Mü'minûn Sûresi 117. Ayet

وَمَنْ يَدْعُ مَعَ اللّٰهِ اِلٰهاً اٰخَرَۙ لَا بُرْهَانَ لَهُ بِه۪ۙ فَاِنَّمَا حِسَابُهُ عِنْدَ رَبِّه۪ۜ اِنَّهُ لَا يُفْلِحُ الْكَافِرُونَ  ...

Kim, hakkında hiçbir delili olmadığı hâlde Allah ile birlikte başka bir ilâha taparsa, onun hesabı ancak Rabbi katındadır. Şüphesiz kâfirler asla kurtuluşa eremezler.
 
Sıra Kelime Anlamı Kökü
1 وَمَنْ ve kim
2 يَدْعُ taparsa د ع و
3 مَعَ ile beraber
4 اللَّهِ Allah
5 إِلَٰهًا bir tanrıya ا ل ه
6 اخَرَ başka ا خ ر
7 لَا bulunmayan
8 بُرْهَانَ hiçbir delil ب ر ه ن
9 لَهُ hakkında
10 بِهِ onun
11 فَإِنَّمَا şüphesiz
12 حِسَابُهُ onun hesabı ح س ب
13 عِنْدَ yanındadır ع ن د
14 رَبِّهِ Rabbinin ر ب ب
15 إِنَّهُ çünkü (o)
+---+
▸ İstenen:
Mü'minûn Sûresi 117. ayetle ilgili metinde "Mü'minûn Sûresi 117." ile başlayıp "asla kurtuluşa eremezler." ifadesine kadar süren bölümü hiçbir değişiklik yapmadan kopyalayın.
+---+
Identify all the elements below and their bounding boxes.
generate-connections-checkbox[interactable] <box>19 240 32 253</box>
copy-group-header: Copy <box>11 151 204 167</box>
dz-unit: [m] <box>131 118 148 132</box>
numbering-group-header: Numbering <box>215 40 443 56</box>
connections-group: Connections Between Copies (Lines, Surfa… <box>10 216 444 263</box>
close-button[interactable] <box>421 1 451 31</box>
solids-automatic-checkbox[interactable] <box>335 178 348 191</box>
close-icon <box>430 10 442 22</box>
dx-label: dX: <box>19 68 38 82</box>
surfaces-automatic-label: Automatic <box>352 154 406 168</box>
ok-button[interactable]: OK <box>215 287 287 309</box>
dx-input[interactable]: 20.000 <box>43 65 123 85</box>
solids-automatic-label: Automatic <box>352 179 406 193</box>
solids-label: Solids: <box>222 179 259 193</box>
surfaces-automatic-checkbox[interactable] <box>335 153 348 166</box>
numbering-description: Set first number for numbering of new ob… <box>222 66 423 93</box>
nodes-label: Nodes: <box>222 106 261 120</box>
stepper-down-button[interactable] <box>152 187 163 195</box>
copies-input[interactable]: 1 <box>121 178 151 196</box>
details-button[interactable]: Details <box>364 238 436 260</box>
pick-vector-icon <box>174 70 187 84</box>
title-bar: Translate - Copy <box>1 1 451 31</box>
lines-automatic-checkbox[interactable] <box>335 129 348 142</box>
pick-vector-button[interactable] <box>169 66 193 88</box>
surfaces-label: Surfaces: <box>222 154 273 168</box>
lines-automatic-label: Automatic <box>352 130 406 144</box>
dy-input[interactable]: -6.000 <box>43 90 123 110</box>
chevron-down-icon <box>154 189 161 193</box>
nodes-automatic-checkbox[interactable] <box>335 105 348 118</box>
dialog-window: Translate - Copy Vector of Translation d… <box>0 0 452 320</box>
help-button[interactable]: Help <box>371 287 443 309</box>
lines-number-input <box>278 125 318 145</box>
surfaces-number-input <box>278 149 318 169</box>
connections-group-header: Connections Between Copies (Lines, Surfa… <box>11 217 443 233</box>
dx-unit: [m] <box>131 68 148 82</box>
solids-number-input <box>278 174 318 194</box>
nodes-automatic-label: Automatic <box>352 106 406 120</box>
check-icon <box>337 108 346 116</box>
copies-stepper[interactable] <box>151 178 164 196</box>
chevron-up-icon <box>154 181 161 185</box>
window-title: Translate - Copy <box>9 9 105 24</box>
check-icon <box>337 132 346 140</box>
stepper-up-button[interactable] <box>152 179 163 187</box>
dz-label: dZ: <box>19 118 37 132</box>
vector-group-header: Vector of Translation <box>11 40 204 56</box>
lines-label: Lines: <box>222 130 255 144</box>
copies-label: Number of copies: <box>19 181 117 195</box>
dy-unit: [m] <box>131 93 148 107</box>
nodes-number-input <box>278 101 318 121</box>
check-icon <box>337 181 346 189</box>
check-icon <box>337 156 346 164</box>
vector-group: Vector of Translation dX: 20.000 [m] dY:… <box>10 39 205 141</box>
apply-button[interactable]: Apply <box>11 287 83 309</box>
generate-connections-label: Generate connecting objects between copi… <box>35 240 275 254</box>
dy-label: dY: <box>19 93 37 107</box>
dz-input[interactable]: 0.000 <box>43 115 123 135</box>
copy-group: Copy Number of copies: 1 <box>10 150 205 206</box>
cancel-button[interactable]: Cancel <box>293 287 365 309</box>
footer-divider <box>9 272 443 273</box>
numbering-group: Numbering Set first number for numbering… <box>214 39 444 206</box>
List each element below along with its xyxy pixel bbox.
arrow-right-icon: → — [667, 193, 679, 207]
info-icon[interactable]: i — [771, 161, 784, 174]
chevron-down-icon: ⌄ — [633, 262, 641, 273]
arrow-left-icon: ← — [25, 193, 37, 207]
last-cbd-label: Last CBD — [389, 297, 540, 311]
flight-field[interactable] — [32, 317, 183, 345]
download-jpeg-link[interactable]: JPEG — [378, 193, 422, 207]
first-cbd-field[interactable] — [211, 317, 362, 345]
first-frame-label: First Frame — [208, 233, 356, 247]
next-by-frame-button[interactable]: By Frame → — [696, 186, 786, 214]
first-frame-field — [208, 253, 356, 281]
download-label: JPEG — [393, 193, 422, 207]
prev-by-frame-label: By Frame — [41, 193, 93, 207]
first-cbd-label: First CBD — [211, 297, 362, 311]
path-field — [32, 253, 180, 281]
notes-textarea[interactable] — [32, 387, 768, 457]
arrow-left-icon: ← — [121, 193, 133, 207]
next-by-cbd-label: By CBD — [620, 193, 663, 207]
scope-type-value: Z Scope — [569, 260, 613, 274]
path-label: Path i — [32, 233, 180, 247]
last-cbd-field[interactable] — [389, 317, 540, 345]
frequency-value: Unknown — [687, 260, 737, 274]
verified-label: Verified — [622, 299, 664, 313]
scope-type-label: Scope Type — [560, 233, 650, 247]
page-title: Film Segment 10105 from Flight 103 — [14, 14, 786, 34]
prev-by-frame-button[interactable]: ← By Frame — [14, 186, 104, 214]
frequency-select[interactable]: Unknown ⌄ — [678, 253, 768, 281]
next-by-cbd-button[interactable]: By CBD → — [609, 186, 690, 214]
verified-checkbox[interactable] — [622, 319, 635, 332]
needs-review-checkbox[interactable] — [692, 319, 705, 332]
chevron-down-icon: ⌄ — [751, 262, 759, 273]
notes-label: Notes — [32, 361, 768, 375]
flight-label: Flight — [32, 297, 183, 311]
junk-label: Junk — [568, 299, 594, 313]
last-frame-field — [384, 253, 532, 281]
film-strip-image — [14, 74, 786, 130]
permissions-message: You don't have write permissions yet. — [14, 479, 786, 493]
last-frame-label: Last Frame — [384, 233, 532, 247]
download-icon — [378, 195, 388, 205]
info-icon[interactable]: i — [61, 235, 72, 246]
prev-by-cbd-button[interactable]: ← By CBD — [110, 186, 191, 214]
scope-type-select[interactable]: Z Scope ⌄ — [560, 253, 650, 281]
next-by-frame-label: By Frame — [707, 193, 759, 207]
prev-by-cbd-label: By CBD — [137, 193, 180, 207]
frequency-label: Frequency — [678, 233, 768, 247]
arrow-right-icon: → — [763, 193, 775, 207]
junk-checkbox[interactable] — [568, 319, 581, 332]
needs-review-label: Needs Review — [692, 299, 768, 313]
+---+
▸ Görev Çıktısı:
Mü'minûn Sûresi 117. Ayet

وَمَنْ يَدْعُ مَعَ اللّٰهِ اِلٰهاً اٰخَرَۙ لَا بُرْهَانَ لَهُ بِه۪ۙ فَاِنَّمَا حِسَابُهُ عِنْدَ رَبِّه۪ۜ اِنَّهُ لَا يُفْلِحُ الْكَافِرُونَ  ...

Kim, hakkında hiçbir delili olmadığı hâlde Allah ile birlikte başka bir ilâha taparsa, onun hesabı ancak Rabbi katındadır. Şüphesiz kâfirler asla kurtuluşa eremezler.